TASK TO COMPLETE » Repeat every line below verbatim, keeping each character, bracket and coordinate unchanged.

GIVEN DATA »
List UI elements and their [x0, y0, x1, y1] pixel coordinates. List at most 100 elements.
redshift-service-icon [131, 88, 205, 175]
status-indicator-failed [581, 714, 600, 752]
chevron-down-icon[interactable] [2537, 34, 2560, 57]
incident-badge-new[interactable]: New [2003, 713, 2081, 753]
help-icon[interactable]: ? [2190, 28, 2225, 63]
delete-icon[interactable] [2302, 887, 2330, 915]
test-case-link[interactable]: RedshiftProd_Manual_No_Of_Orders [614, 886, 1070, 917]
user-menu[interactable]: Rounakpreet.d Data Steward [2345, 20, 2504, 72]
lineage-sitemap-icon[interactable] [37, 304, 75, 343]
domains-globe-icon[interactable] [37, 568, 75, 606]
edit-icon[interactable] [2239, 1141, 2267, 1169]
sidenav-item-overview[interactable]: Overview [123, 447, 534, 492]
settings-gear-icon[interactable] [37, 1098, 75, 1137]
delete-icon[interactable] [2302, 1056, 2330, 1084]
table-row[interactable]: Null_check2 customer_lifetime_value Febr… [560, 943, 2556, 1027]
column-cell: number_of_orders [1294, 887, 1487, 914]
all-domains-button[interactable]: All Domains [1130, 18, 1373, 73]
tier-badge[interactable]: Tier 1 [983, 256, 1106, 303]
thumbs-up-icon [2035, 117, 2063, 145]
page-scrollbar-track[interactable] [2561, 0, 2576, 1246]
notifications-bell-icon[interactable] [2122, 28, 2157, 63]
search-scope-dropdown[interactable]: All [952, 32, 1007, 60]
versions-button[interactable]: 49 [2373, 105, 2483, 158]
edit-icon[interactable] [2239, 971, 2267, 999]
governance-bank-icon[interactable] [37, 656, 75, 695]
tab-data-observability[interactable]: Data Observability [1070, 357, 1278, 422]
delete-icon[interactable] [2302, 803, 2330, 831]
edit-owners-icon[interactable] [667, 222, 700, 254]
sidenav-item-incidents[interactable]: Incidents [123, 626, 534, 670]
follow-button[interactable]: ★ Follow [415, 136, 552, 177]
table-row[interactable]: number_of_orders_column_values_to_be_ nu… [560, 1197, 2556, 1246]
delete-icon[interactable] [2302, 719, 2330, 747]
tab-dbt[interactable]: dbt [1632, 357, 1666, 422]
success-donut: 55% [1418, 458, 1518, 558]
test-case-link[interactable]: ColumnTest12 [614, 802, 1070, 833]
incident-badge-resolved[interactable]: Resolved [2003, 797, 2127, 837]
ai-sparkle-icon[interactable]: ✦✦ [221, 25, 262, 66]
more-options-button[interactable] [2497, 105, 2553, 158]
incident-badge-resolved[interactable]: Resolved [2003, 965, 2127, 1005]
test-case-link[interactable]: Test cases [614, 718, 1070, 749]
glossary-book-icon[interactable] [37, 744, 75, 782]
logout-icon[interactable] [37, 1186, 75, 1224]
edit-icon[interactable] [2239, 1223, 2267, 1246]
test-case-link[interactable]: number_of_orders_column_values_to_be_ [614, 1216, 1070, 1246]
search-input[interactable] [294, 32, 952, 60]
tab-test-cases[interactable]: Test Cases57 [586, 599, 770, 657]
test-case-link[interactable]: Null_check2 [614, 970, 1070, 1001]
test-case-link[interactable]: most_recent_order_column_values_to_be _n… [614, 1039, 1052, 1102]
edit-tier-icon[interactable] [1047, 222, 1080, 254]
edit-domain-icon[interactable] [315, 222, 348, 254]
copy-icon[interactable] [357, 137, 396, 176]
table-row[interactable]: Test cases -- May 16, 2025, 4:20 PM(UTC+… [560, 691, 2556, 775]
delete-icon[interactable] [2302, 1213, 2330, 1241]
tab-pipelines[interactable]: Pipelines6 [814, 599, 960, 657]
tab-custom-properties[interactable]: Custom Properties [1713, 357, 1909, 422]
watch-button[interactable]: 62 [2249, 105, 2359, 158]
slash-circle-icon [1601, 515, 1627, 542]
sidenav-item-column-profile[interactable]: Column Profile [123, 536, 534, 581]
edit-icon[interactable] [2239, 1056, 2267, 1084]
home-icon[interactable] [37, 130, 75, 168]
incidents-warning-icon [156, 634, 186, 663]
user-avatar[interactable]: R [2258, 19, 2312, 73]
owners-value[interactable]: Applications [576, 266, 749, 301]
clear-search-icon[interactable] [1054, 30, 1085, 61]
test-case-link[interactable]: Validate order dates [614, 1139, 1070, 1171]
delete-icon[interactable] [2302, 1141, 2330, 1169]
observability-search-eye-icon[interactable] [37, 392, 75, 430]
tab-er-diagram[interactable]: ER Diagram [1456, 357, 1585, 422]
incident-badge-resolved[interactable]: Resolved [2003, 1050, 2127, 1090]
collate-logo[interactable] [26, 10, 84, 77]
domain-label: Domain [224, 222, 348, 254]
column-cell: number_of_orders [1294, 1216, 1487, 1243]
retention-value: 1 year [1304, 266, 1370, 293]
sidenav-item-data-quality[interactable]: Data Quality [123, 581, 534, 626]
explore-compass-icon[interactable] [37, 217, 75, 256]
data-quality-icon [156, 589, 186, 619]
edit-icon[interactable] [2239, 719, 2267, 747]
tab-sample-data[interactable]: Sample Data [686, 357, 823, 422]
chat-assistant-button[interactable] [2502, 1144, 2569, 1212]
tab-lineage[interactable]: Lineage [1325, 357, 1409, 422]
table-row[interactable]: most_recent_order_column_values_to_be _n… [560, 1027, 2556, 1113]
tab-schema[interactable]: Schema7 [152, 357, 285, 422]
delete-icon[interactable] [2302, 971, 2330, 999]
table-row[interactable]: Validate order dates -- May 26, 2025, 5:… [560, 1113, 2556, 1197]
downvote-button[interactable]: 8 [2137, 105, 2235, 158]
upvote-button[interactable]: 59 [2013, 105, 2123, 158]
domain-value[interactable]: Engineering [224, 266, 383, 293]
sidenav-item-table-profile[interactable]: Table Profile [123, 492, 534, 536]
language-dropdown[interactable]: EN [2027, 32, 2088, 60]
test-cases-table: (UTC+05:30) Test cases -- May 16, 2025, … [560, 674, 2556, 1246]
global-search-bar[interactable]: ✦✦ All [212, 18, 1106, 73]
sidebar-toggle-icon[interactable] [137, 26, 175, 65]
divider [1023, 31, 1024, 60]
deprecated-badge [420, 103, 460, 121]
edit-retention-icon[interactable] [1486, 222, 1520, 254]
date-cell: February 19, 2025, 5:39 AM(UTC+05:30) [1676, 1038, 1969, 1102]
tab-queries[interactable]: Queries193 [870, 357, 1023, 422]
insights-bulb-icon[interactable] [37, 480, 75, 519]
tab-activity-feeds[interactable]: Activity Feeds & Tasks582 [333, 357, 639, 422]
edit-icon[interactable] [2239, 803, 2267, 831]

RESULT FOR THIS EXERCISE »
List UI elements and their [x0, y0, x1, y1] pixel coordinates. List at most 100 elements.
redshift-service-icon [131, 88, 205, 175]
status-indicator-failed [581, 714, 600, 752]
chevron-down-icon[interactable] [2537, 34, 2560, 57]
incident-badge-new[interactable]: New [2003, 713, 2081, 753]
help-icon[interactable]: ? [2190, 28, 2225, 63]
delete-icon[interactable] [2302, 887, 2330, 915]
test-case-link[interactable]: RedshiftProd_Manual_No_Of_Orders [614, 886, 1070, 917]
user-menu[interactable]: Rounakpreet.d Data Steward [2345, 20, 2504, 72]
lineage-sitemap-icon[interactable] [37, 304, 75, 343]
domains-globe-icon[interactable] [37, 568, 75, 606]
edit-icon[interactable] [2239, 1141, 2267, 1169]
sidenav-item-overview[interactable]: Overview [123, 447, 534, 492]
settings-gear-icon[interactable] [37, 1098, 75, 1137]
delete-icon[interactable] [2302, 1056, 2330, 1084]
table-row[interactable]: Null_check2 customer_lifetime_value Febr… [560, 943, 2556, 1027]
column-cell: number_of_orders [1294, 887, 1487, 914]
all-domains-button[interactable]: All Domains [1130, 18, 1373, 73]
tier-badge[interactable]: Tier 1 [983, 256, 1106, 303]
thumbs-up-icon [2035, 117, 2063, 145]
page-scrollbar-track[interactable] [2561, 0, 2576, 1246]
notifications-bell-icon[interactable] [2122, 28, 2157, 63]
search-scope-dropdown[interactable]: All [952, 32, 1007, 60]
versions-button[interactable]: 49 [2373, 105, 2483, 158]
edit-icon[interactable] [2239, 971, 2267, 999]
governance-bank-icon[interactable] [37, 656, 75, 695]
tab-data-observability[interactable]: Data Observability [1070, 357, 1278, 422]
delete-icon[interactable] [2302, 803, 2330, 831]
edit-owners-icon[interactable] [667, 222, 700, 254]
sidenav-item-incidents[interactable]: Incidents [123, 626, 534, 670]
follow-button[interactable]: ★ Follow [415, 136, 552, 177]
table-row[interactable]: number_of_orders_column_values_to_be_ nu… [560, 1197, 2556, 1246]
delete-icon[interactable] [2302, 719, 2330, 747]
tab-dbt[interactable]: dbt [1632, 357, 1666, 422]
success-donut: 55% [1418, 458, 1518, 558]
test-case-link[interactable]: ColumnTest12 [614, 802, 1070, 833]
incident-badge-resolved[interactable]: Resolved [2003, 797, 2127, 837]
ai-sparkle-icon[interactable]: ✦✦ [221, 25, 262, 66]
more-options-button[interactable] [2497, 105, 2553, 158]
incident-badge-resolved[interactable]: Resolved [2003, 965, 2127, 1005]
test-case-link[interactable]: Test cases [614, 718, 1070, 749]
glossary-book-icon[interactable] [37, 744, 75, 782]
logout-icon[interactable] [37, 1186, 75, 1224]
edit-icon[interactable] [2239, 1223, 2267, 1246]
test-case-link[interactable]: number_of_orders_column_values_to_be_ [614, 1216, 1070, 1246]
search-input[interactable] [294, 32, 952, 60]
tab-test-cases[interactable]: Test Cases57 [586, 599, 770, 657]
test-case-link[interactable]: Null_check2 [614, 970, 1070, 1001]
test-case-link[interactable]: most_recent_order_column_values_to_be _n… [614, 1039, 1052, 1102]
edit-tier-icon[interactable] [1047, 222, 1080, 254]
edit-domain-icon[interactable] [315, 222, 348, 254]
copy-icon[interactable] [357, 137, 396, 176]
table-row[interactable]: Test cases -- May 16, 2025, 4:20 PM(UTC+… [560, 691, 2556, 775]
delete-icon[interactable] [2302, 1213, 2330, 1241]
tab-pipelines[interactable]: Pipelines6 [814, 599, 960, 657]
tab-custom-properties[interactable]: Custom Properties [1713, 357, 1909, 422]
watch-button[interactable]: 62 [2249, 105, 2359, 158]
slash-circle-icon [1601, 515, 1627, 542]
sidenav-item-column-profile[interactable]: Column Profile [123, 536, 534, 581]
edit-icon[interactable] [2239, 1056, 2267, 1084]
home-icon[interactable] [37, 130, 75, 168]
incidents-warning-icon [156, 634, 186, 663]
user-avatar[interactable]: R [2258, 19, 2312, 73]
owners-value[interactable]: Applications [576, 266, 749, 301]
clear-search-icon[interactable] [1054, 30, 1085, 61]
test-case-link[interactable]: Validate order dates [614, 1139, 1070, 1171]
delete-icon[interactable] [2302, 1141, 2330, 1169]
observability-search-eye-icon[interactable] [37, 392, 75, 430]
tab-er-diagram[interactable]: ER Diagram [1456, 357, 1585, 422]
incident-badge-resolved[interactable]: Resolved [2003, 1050, 2127, 1090]
collate-logo[interactable] [26, 10, 84, 77]
domain-label: Domain [224, 222, 348, 254]
column-cell: number_of_orders [1294, 1216, 1487, 1243]
retention-value: 1 year [1304, 266, 1370, 293]
sidenav-item-data-quality[interactable]: Data Quality [123, 581, 534, 626]
explore-compass-icon[interactable] [37, 217, 75, 256]
data-quality-icon [156, 589, 186, 619]
edit-icon[interactable] [2239, 719, 2267, 747]
tab-sample-data[interactable]: Sample Data [686, 357, 823, 422]
chat-assistant-button[interactable] [2502, 1144, 2569, 1212]
tab-lineage[interactable]: Lineage [1325, 357, 1409, 422]
table-row[interactable]: most_recent_order_column_values_to_be _n… [560, 1027, 2556, 1113]
tab-schema[interactable]: Schema7 [152, 357, 285, 422]
delete-icon[interactable] [2302, 971, 2330, 999]
table-row[interactable]: Validate order dates -- May 26, 2025, 5:… [560, 1113, 2556, 1197]
downvote-button[interactable]: 8 [2137, 105, 2235, 158]
upvote-button[interactable]: 59 [2013, 105, 2123, 158]
domain-value[interactable]: Engineering [224, 266, 383, 293]
sidenav-item-table-profile[interactable]: Table Profile [123, 492, 534, 536]
language-dropdown[interactable]: EN [2027, 32, 2088, 60]
test-cases-table: (UTC+05:30) Test cases -- May 16, 2025, … [560, 674, 2556, 1246]
global-search-bar[interactable]: ✦✦ All [212, 18, 1106, 73]
sidebar-toggle-icon[interactable] [137, 26, 175, 65]
divider [1023, 31, 1024, 60]
deprecated-badge [420, 103, 460, 121]
edit-retention-icon[interactable] [1486, 222, 1520, 254]
date-cell: February 19, 2025, 5:39 AM(UTC+05:30) [1676, 1038, 1969, 1102]
tab-queries[interactable]: Queries193 [870, 357, 1023, 422]
insights-bulb-icon[interactable] [37, 480, 75, 519]
tab-activity-feeds[interactable]: Activity Feeds & Tasks582 [333, 357, 639, 422]
edit-icon[interactable] [2239, 803, 2267, 831]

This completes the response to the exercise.